>> BEGIN
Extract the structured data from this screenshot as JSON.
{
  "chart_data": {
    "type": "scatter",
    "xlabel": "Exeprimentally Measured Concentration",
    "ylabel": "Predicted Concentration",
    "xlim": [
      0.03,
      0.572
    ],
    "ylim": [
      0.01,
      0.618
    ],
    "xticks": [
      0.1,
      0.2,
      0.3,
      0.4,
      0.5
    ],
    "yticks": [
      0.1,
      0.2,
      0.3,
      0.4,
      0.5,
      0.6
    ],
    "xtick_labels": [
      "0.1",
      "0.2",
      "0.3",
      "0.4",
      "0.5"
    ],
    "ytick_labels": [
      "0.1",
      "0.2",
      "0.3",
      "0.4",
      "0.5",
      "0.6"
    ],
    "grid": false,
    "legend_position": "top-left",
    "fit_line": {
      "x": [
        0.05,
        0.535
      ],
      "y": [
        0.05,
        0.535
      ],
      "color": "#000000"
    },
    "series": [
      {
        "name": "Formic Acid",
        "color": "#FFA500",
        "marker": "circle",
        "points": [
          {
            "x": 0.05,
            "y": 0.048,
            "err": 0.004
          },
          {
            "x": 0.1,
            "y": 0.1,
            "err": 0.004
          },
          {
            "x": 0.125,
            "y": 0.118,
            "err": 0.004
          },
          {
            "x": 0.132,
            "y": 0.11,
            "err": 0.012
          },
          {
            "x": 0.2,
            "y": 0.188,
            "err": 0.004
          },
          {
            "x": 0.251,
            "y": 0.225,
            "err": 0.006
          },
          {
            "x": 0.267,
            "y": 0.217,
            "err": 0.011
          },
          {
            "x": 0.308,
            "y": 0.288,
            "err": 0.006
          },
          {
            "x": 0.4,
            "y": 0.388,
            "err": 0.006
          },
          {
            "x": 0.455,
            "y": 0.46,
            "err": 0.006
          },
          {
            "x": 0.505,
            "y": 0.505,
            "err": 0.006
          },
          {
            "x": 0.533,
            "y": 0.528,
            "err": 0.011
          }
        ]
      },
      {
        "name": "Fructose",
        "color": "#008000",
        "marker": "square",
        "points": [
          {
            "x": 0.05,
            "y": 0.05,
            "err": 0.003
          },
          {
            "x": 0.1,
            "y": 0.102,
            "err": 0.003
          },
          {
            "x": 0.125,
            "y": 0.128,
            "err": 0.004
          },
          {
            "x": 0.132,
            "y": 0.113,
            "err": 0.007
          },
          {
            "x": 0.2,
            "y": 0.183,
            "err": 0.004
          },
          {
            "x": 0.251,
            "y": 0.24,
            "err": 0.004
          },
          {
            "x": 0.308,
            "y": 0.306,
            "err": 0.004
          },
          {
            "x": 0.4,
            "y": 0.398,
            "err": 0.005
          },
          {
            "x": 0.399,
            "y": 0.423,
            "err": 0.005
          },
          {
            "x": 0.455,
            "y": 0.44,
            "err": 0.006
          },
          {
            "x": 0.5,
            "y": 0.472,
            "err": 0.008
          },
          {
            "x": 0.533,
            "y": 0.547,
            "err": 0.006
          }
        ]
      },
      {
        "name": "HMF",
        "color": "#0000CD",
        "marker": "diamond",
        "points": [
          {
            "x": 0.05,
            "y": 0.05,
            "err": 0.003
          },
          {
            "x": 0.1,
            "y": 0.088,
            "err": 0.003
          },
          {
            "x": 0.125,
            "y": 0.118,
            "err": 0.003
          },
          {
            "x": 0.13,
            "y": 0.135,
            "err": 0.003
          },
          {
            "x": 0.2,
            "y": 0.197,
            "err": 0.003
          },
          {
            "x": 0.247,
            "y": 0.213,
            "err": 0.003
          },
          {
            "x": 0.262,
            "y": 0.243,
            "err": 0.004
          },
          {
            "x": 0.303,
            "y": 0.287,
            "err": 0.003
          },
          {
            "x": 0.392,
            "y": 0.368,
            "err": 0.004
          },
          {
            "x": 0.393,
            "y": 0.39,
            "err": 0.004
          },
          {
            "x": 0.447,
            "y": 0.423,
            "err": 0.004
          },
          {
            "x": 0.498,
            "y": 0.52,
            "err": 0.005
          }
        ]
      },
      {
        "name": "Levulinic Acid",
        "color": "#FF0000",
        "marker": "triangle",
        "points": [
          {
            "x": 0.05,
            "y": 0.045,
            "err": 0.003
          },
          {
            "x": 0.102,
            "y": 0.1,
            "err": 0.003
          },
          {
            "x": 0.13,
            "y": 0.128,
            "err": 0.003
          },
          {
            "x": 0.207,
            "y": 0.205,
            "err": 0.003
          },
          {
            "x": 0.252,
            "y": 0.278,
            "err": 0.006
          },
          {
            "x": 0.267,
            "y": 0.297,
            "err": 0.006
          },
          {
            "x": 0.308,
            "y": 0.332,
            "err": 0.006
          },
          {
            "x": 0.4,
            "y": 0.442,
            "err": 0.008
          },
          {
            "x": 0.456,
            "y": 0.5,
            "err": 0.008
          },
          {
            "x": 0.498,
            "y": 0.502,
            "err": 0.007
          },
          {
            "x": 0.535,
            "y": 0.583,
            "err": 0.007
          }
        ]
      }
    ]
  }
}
>> END
• [SHORT TASK]: Output the entries verbatim.

• [RESULT OF THE TASK]:
Extract the structured data from this screenshot as JSON.
{
  "chart_data": {
    "type": "scatter",
    "xlabel": "Exeprimentally Measured Concentration",
    "ylabel": "Predicted Concentration",
    "xlim": [
      0.03,
      0.572
    ],
    "ylim": [
      0.01,
      0.618
    ],
    "xticks": [
      0.1,
      0.2,
      0.3,
      0.4,
      0.5
    ],
    "yticks": [
      0.1,
      0.2,
      0.3,
      0.4,
      0.5,
      0.6
    ],
    "xtick_labels": [
      "0.1",
      "0.2",
      "0.3",
      "0.4",
      "0.5"
    ],
    "ytick_labels": [
      "0.1",
      "0.2",
      "0.3",
      "0.4",
      "0.5",
      "0.6"
    ],
    "grid": false,
    "legend_position": "top-left",
    "fit_line": {
      "x": [
        0.05,
        0.535
      ],
      "y": [
        0.05,
        0.535
      ],
      "color": "#000000"
    },
    "series": [
      {
        "name": "Formic Acid",
        "color": "#FFA500",
        "marker": "circle",
        "points": [
          {
            "x": 0.05,
            "y": 0.048,
            "err": 0.004
          },
          {
            "x": 0.1,
            "y": 0.1,
            "err": 0.004
          },
          {
            "x": 0.125,
            "y": 0.118,
            "err": 0.004
          },
          {
            "x": 0.132,
            "y": 0.11,
            "err": 0.012
          },
          {
            "x": 0.2,
            "y": 0.188,
            "err": 0.004
          },
          {
            "x": 0.251,
            "y": 0.225,
            "err": 0.006
          },
          {
            "x": 0.267,
            "y": 0.217,
            "err": 0.011
          },
          {
            "x": 0.308,
            "y": 0.288,
            "err": 0.006
          },
          {
            "x": 0.4,
            "y": 0.388,
            "err": 0.006
          },
          {
            "x": 0.455,
            "y": 0.46,
            "err": 0.006
          },
          {
            "x": 0.505,
            "y": 0.505,
            "err": 0.006
          },
          {
            "x": 0.533,
            "y": 0.528,
            "err": 0.011
          }
        ]
      },
      {
        "name": "Fructose",
        "color": "#008000",
        "marker": "square",
        "points": [
          {
            "x": 0.05,
            "y": 0.05,
            "err": 0.003
          },
          {
            "x": 0.1,
            "y": 0.102,
            "err": 0.003
          },
          {
            "x": 0.125,
            "y": 0.128,
            "err": 0.004
          },
          {
            "x": 0.132,
            "y": 0.113,
            "err": 0.007
          },
          {
            "x": 0.2,
            "y": 0.183,
            "err": 0.004
          },
          {
            "x": 0.251,
            "y": 0.24,
            "err": 0.004
          },
          {
            "x": 0.308,
            "y": 0.306,
            "err": 0.004
          },
          {
            "x": 0.4,
            "y": 0.398,
            "err": 0.005
          },
          {
            "x": 0.399,
            "y": 0.423,
            "err": 0.005
          },
          {
            "x": 0.455,
            "y": 0.44,
            "err": 0.006
          },
          {
            "x": 0.5,
            "y": 0.472,
            "err": 0.008
          },
          {
            "x": 0.533,
            "y": 0.547,
            "err": 0.006
          }
        ]
      },
      {
        "name": "HMF",
        "color": "#0000CD",
        "marker": "diamond",
        "points": [
          {
            "x": 0.05,
            "y": 0.05,
            "err": 0.003
          },
          {
            "x": 0.1,
            "y": 0.088,
            "err": 0.003
          },
          {
            "x": 0.125,
            "y": 0.118,
            "err": 0.003
          },
          {
            "x": 0.13,
            "y": 0.135,
            "err": 0.003
          },
          {
            "x": 0.2,
            "y": 0.197,
            "err": 0.003
          },
          {
            "x": 0.247,
            "y": 0.213,
            "err": 0.003
          },
          {
            "x": 0.262,
            "y": 0.243,
            "err": 0.004
          },
          {
            "x": 0.303,
            "y": 0.287,
            "err": 0.003
          },
          {
            "x": 0.392,
            "y": 0.368,
            "err": 0.004
          },
          {
            "x": 0.393,
            "y": 0.39,
            "err": 0.004
          },
          {
            "x": 0.447,
            "y": 0.423,
            "err": 0.004
          },
          {
            "x": 0.498,
            "y": 0.52,
            "err": 0.005
          }
        ]
      },
      {
        "name": "Levulinic Acid",
        "color": "#FF0000",
        "marker": "triangle",
        "points": [
          {
            "x": 0.05,
            "y": 0.045,
            "err": 0.003
          },
          {
            "x": 0.102,
            "y": 0.1,
            "err": 0.003
          },
          {
            "x": 0.13,
            "y": 0.128,
            "err": 0.003
          },
          {
            "x": 0.207,
            "y": 0.205,
            "err": 0.003
          },
          {
            "x": 0.252,
            "y": 0.278,
            "err": 0.006
          },
          {
            "x": 0.267,
            "y": 0.297,
            "err": 0.006
          },
          {
            "x": 0.308,
            "y": 0.332,
            "err": 0.006
          },
          {
            "x": 0.4,
            "y": 0.442,
            "err": 0.008
          },
          {
            "x": 0.456,
            "y": 0.5,
            "err": 0.008
          },
          {
            "x": 0.498,
            "y": 0.502,
            "err": 0.007
          },
          {
            "x": 0.535,
            "y": 0.583,
            "err": 0.007
          }
        ]
      }
    ]
  }
}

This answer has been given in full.